- **What you should do**: Find the word "content" in the records below. List each line containing it.

- **Material for this task**:

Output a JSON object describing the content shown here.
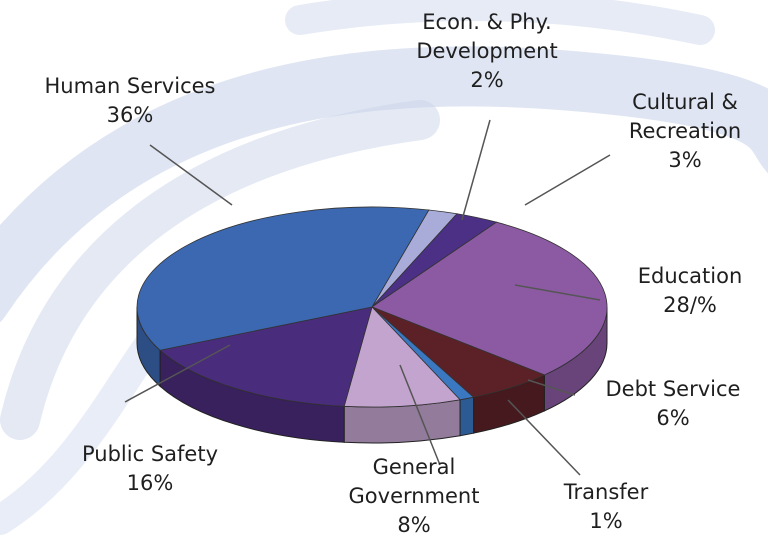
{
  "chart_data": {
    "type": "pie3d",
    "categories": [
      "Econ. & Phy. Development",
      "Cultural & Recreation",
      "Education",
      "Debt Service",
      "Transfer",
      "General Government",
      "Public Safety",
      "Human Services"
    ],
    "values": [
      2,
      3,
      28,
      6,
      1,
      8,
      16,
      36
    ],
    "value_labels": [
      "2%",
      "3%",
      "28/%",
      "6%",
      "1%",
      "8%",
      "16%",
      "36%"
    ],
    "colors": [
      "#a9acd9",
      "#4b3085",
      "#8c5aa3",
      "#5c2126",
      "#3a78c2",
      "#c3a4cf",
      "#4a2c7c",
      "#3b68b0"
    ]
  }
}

==

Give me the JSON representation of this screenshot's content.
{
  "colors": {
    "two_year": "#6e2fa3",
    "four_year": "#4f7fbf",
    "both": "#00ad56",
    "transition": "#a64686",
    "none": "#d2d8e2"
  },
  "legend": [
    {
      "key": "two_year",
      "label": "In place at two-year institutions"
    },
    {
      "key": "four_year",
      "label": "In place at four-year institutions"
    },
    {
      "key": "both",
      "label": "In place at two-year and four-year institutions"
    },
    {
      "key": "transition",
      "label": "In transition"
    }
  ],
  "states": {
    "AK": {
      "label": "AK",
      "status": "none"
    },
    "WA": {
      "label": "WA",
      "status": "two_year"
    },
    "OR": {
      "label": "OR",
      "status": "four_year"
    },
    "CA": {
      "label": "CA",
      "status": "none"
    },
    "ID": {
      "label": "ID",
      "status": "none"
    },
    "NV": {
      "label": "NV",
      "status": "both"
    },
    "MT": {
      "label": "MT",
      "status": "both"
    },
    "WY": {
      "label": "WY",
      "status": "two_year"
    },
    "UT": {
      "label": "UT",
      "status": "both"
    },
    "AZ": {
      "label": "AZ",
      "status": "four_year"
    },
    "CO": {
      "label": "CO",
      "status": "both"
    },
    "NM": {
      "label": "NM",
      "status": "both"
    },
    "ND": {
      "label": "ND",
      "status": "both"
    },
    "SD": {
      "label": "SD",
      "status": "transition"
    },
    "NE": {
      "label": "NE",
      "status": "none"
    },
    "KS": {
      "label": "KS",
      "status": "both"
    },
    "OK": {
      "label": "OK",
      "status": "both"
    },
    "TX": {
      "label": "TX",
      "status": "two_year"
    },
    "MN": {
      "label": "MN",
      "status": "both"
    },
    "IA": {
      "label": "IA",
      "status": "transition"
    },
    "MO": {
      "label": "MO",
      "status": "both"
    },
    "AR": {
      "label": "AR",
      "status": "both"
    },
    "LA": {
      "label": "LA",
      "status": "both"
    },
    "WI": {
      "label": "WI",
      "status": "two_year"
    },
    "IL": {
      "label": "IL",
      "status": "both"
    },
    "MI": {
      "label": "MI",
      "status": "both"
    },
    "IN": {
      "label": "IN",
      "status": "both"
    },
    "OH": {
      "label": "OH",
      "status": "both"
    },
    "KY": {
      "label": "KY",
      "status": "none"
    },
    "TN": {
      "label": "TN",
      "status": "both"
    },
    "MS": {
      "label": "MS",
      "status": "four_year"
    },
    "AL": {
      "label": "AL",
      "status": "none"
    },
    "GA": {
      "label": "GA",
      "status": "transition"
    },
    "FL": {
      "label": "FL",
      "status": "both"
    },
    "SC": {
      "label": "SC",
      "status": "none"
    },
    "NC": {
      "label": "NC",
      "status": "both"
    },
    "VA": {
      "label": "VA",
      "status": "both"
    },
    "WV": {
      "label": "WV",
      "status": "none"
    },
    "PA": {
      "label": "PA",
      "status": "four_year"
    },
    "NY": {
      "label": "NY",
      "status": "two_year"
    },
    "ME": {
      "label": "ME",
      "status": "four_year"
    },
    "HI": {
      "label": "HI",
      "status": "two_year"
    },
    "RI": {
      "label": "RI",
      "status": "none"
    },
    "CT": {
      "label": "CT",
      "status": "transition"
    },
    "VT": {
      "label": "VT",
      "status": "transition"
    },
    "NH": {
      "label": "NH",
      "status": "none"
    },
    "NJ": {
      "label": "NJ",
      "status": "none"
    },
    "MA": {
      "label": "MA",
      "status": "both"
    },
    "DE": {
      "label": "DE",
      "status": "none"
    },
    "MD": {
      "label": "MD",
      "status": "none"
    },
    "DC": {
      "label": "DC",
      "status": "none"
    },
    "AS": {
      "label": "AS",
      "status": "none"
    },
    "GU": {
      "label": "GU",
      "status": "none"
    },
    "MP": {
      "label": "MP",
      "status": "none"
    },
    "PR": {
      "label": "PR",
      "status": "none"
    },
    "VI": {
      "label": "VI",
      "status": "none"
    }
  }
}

- **Reply to the task**:
Output a JSON object describing the content shown here.
Give me the JSON representation of this screenshot's content.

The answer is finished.